> **REQUIRED WORK**: Update the rows from the one containing "heading-dimension: Main dimension" through the one containing "dimension-row-dn <box>9 566 741 591</box>" by replacing "Suitable medium" with "Working medium" and keeping everything else the same. Return only those rows.

> **SUPPLIED ENTRIES**:

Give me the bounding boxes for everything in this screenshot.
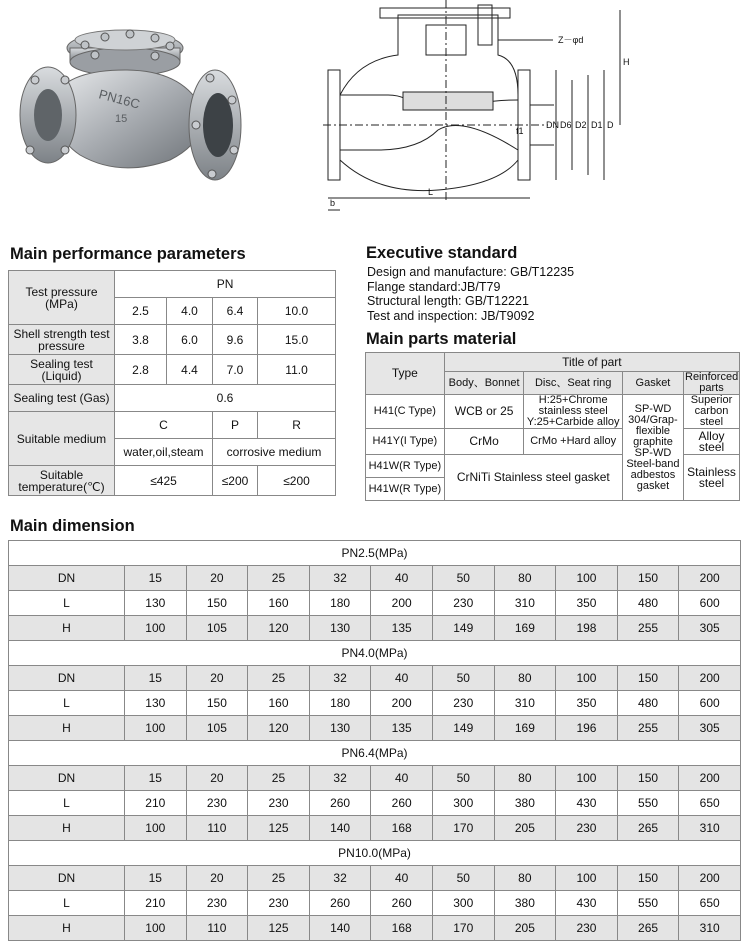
heading-dimension: Main dimension <box>10 517 135 535</box>
dim-label-d2: D2 <box>575 120 587 130</box>
dimension-cell: 50 <box>432 566 494 591</box>
dimension-cell: 260 <box>309 791 371 816</box>
dimension-cell: 230 <box>432 691 494 716</box>
dimension-cell: 480 <box>617 591 679 616</box>
dimension-row-h <box>9 916 741 941</box>
dim-label-f1: f1 <box>516 126 524 136</box>
dimension-cell: 255 <box>617 616 679 641</box>
perf-pn-value: 10.0 <box>258 298 336 325</box>
dimension-cell: 255 <box>617 716 679 741</box>
dimension-cell: 110 <box>186 916 248 941</box>
material-body: WCB or 25 <box>444 395 524 429</box>
perf-medium: Suitable medium <box>9 412 115 466</box>
dimension-cell: 550 <box>617 891 679 916</box>
dimension-cell: 100 <box>125 616 187 641</box>
dimension-cell: 350 <box>556 591 618 616</box>
material-col-reinforced: Reinforced parts <box>685 371 739 394</box>
dimension-cell: 200 <box>679 566 741 591</box>
dimension-cell: 200 <box>679 666 741 691</box>
perf-shell-value: 3.8 <box>115 325 167 355</box>
dimension-cell: 130 <box>125 691 187 716</box>
dimension-cell: 25 <box>248 866 310 891</box>
material-type: H41W(R Type) <box>366 478 445 501</box>
dimension-cell: 230 <box>248 791 310 816</box>
dimension-cell: 150 <box>186 591 248 616</box>
dimension-cell: 125 <box>248 916 310 941</box>
dimension-cell: 15 <box>125 566 187 591</box>
dimension-row-label: DN <box>9 566 125 591</box>
perf-pn-value: 2.5 <box>115 298 167 325</box>
dim-label-h: H <box>623 57 630 67</box>
heading-material: Main parts material <box>366 330 517 348</box>
dimension-cell: 150 <box>617 566 679 591</box>
standard-line: Design and manufacture: GB/T12235 <box>367 265 575 279</box>
dimension-cell: 25 <box>248 766 310 791</box>
dimension-cell: 305 <box>679 716 741 741</box>
material-type: H41W(R Type) <box>366 455 445 478</box>
perf-pn: PN <box>115 271 336 298</box>
dim-label-z: Z－φd <box>558 35 584 45</box>
dimension-cell: 200 <box>371 591 433 616</box>
dimension-cell: 20 <box>186 766 248 791</box>
dimension-cell: 170 <box>432 816 494 841</box>
dimension-cell: 210 <box>125 891 187 916</box>
dimension-row-dn <box>9 566 741 591</box>
heading-standard: Executive standard <box>366 244 518 262</box>
dimension-cell: 120 <box>248 716 310 741</box>
dimension-cell: 430 <box>556 791 618 816</box>
material-type: H41(C Type) <box>366 395 445 429</box>
dimension-pn-header: PN10.0(MPa) <box>9 841 741 866</box>
standard-line: Test and inspection: JB/T9092 <box>367 308 535 323</box>
dimension-row-label: L <box>9 791 125 816</box>
dimension-cell: 40 <box>371 766 433 791</box>
dimension-cell: 25 <box>248 666 310 691</box>
dimension-cell: 230 <box>556 816 618 841</box>
dimension-cell: 350 <box>556 691 618 716</box>
dimension-cell: 100 <box>556 766 618 791</box>
dimension-cell: 150 <box>617 766 679 791</box>
dim-label-d1: D1 <box>591 120 603 130</box>
perf-temp-value: ≤200 <box>258 466 336 496</box>
dimension-row-dn <box>9 766 741 791</box>
perf-temp-value: ≤200 <box>213 466 258 496</box>
dimension-cell: 300 <box>432 791 494 816</box>
perf-temp-value: ≤425 <box>115 466 213 496</box>
dimension-cell: 230 <box>186 791 248 816</box>
material-reinforced: Alloy steel <box>684 429 740 455</box>
material-type: H41Y(I Type) <box>366 429 445 455</box>
dimension-row-l <box>9 891 741 916</box>
dimension-cell: 310 <box>494 591 556 616</box>
dimension-row-label: DN <box>9 866 125 891</box>
perf-shell-value: 9.6 <box>213 325 258 355</box>
dimension-cell: 25 <box>248 566 310 591</box>
dimension-cell: 205 <box>494 816 556 841</box>
dimension-cell: 170 <box>432 916 494 941</box>
dim-label-b: b <box>330 198 336 208</box>
dimension-cell: 265 <box>617 916 679 941</box>
material-gasket: SP-WD 304/Grap- flexible graphite SP-WD Steel-band adbestos gasket <box>622 395 683 501</box>
dimension-cell: 230 <box>248 891 310 916</box>
dimension-cell: 168 <box>371 916 433 941</box>
valve-marking-size: PN16C <box>97 86 142 112</box>
dimension-cell: 160 <box>248 591 310 616</box>
dimension-cell: 50 <box>432 766 494 791</box>
dim-label-d: D <box>607 120 614 130</box>
dimension-cell: 149 <box>432 616 494 641</box>
standard-line: Flange standard:JB/T79 <box>367 279 501 294</box>
dimension-cell: 210 <box>125 791 187 816</box>
material-body: CrNiTi Stainless steel gasket <box>444 455 622 501</box>
dimension-cell: 130 <box>309 716 371 741</box>
dimension-cell: 32 <box>309 866 371 891</box>
dimension-cell: 198 <box>556 616 618 641</box>
dimension-cell: 169 <box>494 616 556 641</box>
dimension-row-label: H <box>9 916 125 941</box>
dimension-cell: 80 <box>494 666 556 691</box>
dimension-cell: 310 <box>679 816 741 841</box>
dimension-cell: 430 <box>556 891 618 916</box>
dimension-cell: 150 <box>617 866 679 891</box>
dimension-cell: 20 <box>186 866 248 891</box>
dim-label-d6: D6 <box>560 120 572 130</box>
dimension-pn-header: PN2.5(MPa) <box>9 541 741 566</box>
dimension-cell: 135 <box>371 616 433 641</box>
dimension-cell: 120 <box>248 616 310 641</box>
perf-medium-code: C <box>115 412 213 439</box>
dimension-cell: 160 <box>248 691 310 716</box>
material-body: CrMo <box>444 429 524 455</box>
dimension-cell: 140 <box>309 816 371 841</box>
dimension-cell: 550 <box>617 791 679 816</box>
dimension-cell: 180 <box>309 691 371 716</box>
perf-medium-code: R <box>258 412 336 439</box>
dimension-cell: 105 <box>186 616 248 641</box>
dimension-cell: 150 <box>617 666 679 691</box>
dimension-cell: 380 <box>494 791 556 816</box>
dimension-cell: 130 <box>125 591 187 616</box>
perf-medium-code: P <box>213 412 258 439</box>
material-disc: H:25+Chrome stainless steel Y:25+Carbide alloy <box>524 395 622 429</box>
dimension-cell: 40 <box>371 866 433 891</box>
dimension-row-l <box>9 591 741 616</box>
material-reinforced: Stainless steel <box>684 455 740 501</box>
dimension-cell: 110 <box>186 816 248 841</box>
dimension-cell: 32 <box>309 766 371 791</box>
dim-label-l: L <box>428 187 434 197</box>
heading-performance: Main performance parameters <box>10 245 246 263</box>
dimension-cell: 265 <box>617 816 679 841</box>
dimension-cell: 130 <box>309 616 371 641</box>
dimension-cell: 135 <box>371 716 433 741</box>
perf-medium-c: water,oil,steam <box>115 439 213 466</box>
dimension-row-h <box>9 716 741 741</box>
dimension-cell: 100 <box>556 866 618 891</box>
perf-sealing-gas-value: 0.6 <box>115 385 336 412</box>
dimension-cell: 15 <box>125 866 187 891</box>
dimension-cell: 150 <box>186 691 248 716</box>
dimension-cell: 40 <box>371 666 433 691</box>
standard-list <box>367 265 574 323</box>
dimension-cell: 650 <box>679 891 741 916</box>
material-col-disc: Disc、Seat ring <box>524 372 622 395</box>
dimension-cell: 200 <box>679 866 741 891</box>
dimension-row-h <box>9 616 741 641</box>
valve-photo <box>10 0 245 205</box>
perf-test-pressure: Test pressure (MPa) <box>9 271 115 325</box>
dimension-row-dn <box>9 866 741 891</box>
dimension-row-label: H <box>9 716 125 741</box>
dimension-cell: 196 <box>556 716 618 741</box>
dimension-cell: 32 <box>309 666 371 691</box>
dimension-cell: 200 <box>371 691 433 716</box>
dimension-cell: 205 <box>494 916 556 941</box>
dimension-cell: 40 <box>371 566 433 591</box>
dimension-cell: 15 <box>125 666 187 691</box>
perf-sealing-gas: Sealing test (Gas) <box>9 385 115 412</box>
perf-sealing-liquid-value: 2.8 <box>115 355 167 385</box>
dimension-cell: 200 <box>679 766 741 791</box>
dimension-cell: 15 <box>125 766 187 791</box>
dimension-cell: 230 <box>186 891 248 916</box>
perf-shell-value: 6.0 <box>167 325 213 355</box>
perf-pn-value: 6.4 <box>213 298 258 325</box>
standard-line: Structural length: GB/T12221 <box>367 294 529 308</box>
material-table <box>365 352 740 501</box>
material-title-header: Title of part <box>444 353 739 372</box>
performance-table <box>8 270 336 496</box>
dimension-cell: 20 <box>186 666 248 691</box>
perf-medium-pr: corrosive medium <box>213 439 336 466</box>
dimension-cell: 650 <box>679 791 741 816</box>
dimension-row-label: H <box>9 616 125 641</box>
dimension-cell: 100 <box>556 566 618 591</box>
dimension-cell: 80 <box>494 766 556 791</box>
perf-shell-value: 15.0 <box>258 325 336 355</box>
perf-sealing-liquid-value: 7.0 <box>213 355 258 385</box>
dimension-pn-header: PN6.4(MPa) <box>9 741 741 766</box>
dimension-cell: 80 <box>494 866 556 891</box>
perf-sealing-liquid-value: 4.4 <box>167 355 213 385</box>
dimension-cell: 140 <box>309 916 371 941</box>
dimension-cell: 180 <box>309 591 371 616</box>
valve-marking-dn: 15 <box>115 113 128 125</box>
dimension-row-l <box>9 691 741 716</box>
material-disc: CrMo +Hard alloy <box>524 429 622 455</box>
dimension-row-label: DN <box>9 666 125 691</box>
perf-temperature: Suitable temperature(℃) <box>9 466 115 496</box>
dimension-cell: 600 <box>679 691 741 716</box>
dimension-row-label: L <box>9 691 125 716</box>
dimension-cell: 300 <box>432 891 494 916</box>
dimension-cell: 260 <box>309 891 371 916</box>
dimension-cell: 50 <box>432 666 494 691</box>
material-col-gasket: Gasket <box>622 372 683 395</box>
dimension-cell: 168 <box>371 816 433 841</box>
dimension-cell: 100 <box>125 916 187 941</box>
material-type-header: Type <box>366 353 445 395</box>
dimension-cell: 80 <box>494 566 556 591</box>
dimension-table <box>8 540 741 941</box>
dimension-row-dn <box>9 666 741 691</box>
dimension-cell: 600 <box>679 591 741 616</box>
perf-shell: Shell strength test pressure <box>9 325 115 355</box>
dimension-cell: 310 <box>679 916 741 941</box>
dimension-cell: 20 <box>186 566 248 591</box>
dimension-cell: 50 <box>432 866 494 891</box>
dimension-row-label: H <box>9 816 125 841</box>
dimension-cell: 100 <box>125 816 187 841</box>
perf-sealing-liquid: Sealing test (Liquid) <box>9 355 115 385</box>
dimension-cell: 305 <box>679 616 741 641</box>
perf-pn-value: 4.0 <box>167 298 213 325</box>
dim-label-dn: DN <box>546 120 559 130</box>
dimension-cell: 125 <box>248 816 310 841</box>
dimension-row-label: L <box>9 891 125 916</box>
dimension-cell: 380 <box>494 891 556 916</box>
material-reinforced: Superior carbon steel <box>684 395 740 429</box>
dimension-cell: 105 <box>186 716 248 741</box>
dimension-cell: 230 <box>432 591 494 616</box>
perf-sealing-liquid-value: 11.0 <box>258 355 336 385</box>
dimension-cell: 100 <box>556 666 618 691</box>
dimension-cell: 169 <box>494 716 556 741</box>
dimension-row-l <box>9 791 741 816</box>
dimension-cell: 32 <box>309 566 371 591</box>
technical-drawing <box>318 0 738 218</box>
dimension-row-label: DN <box>9 766 125 791</box>
dimension-cell: 480 <box>617 691 679 716</box>
dimension-cell: 149 <box>432 716 494 741</box>
material-col-body: Body、Bonnet <box>444 372 524 395</box>
dimension-pn-header: PN4.0(MPa) <box>9 641 741 666</box>
dimension-cell: 100 <box>125 716 187 741</box>
dimension-cell: 310 <box>494 691 556 716</box>
dimension-row-h <box>9 816 741 841</box>
dimension-cell: 260 <box>371 791 433 816</box>
dimension-cell: 260 <box>371 891 433 916</box>
dimension-cell: 230 <box>556 916 618 941</box>
dimension-row-label: L <box>9 591 125 616</box>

> **FINISHED EXERCISE**:
heading-dimension: Main dimension <box>10 517 135 535</box>
dim-label-d2: D2 <box>575 120 587 130</box>
dimension-cell: 50 <box>432 566 494 591</box>
dimension-cell: 260 <box>309 791 371 816</box>
dimension-cell: 230 <box>432 691 494 716</box>
dimension-cell: 480 <box>617 591 679 616</box>
dimension-row-h <box>9 916 741 941</box>
dim-label-f1: f1 <box>516 126 524 136</box>
dimension-cell: 255 <box>617 616 679 641</box>
perf-pn-value: 10.0 <box>258 298 336 325</box>
dimension-cell: 255 <box>617 716 679 741</box>
dimension-cell: 110 <box>186 916 248 941</box>
material-body: WCB or 25 <box>444 395 524 429</box>
perf-medium: Working medium <box>9 412 115 466</box>
dimension-cell: 550 <box>617 891 679 916</box>
dimension-cell: 100 <box>125 616 187 641</box>
dimension-cell: 350 <box>556 591 618 616</box>
material-col-reinforced: Reinforced parts <box>685 371 739 394</box>
dimension-cell: 200 <box>679 566 741 591</box>
dimension-cell: 200 <box>679 666 741 691</box>
perf-shell-value: 3.8 <box>115 325 167 355</box>
dimension-cell: 130 <box>125 691 187 716</box>
dimension-cell: 25 <box>248 866 310 891</box>
material-type: H41W(R Type) <box>366 478 445 501</box>
dimension-cell: 230 <box>248 791 310 816</box>
dimension-cell: 150 <box>186 591 248 616</box>
dimension-cell: 125 <box>248 916 310 941</box>
dimension-cell: 15 <box>125 566 187 591</box>
dimension-row-label: DN <box>9 566 125 591</box>
perf-pn-value: 2.5 <box>115 298 167 325</box>
dim-label-h: H <box>623 57 630 67</box>
heading-material: Main parts material <box>366 330 517 348</box>
dimension-cell: 150 <box>617 566 679 591</box>
standard-line: Design and manufacture: GB/T12235 <box>367 265 575 279</box>
dimension-cell: 25 <box>248 766 310 791</box>
dimension-cell: 305 <box>679 716 741 741</box>
material-type: H41W(R Type) <box>366 455 445 478</box>
perf-pn: PN <box>115 271 336 298</box>
dim-label-z: Z－φd <box>558 35 584 45</box>
dimension-cell: 200 <box>371 591 433 616</box>
dimension-cell: 20 <box>186 766 248 791</box>
dimension-cell: 170 <box>432 816 494 841</box>
dimension-cell: 210 <box>125 891 187 916</box>
dimension-row-dn <box>9 566 741 591</box>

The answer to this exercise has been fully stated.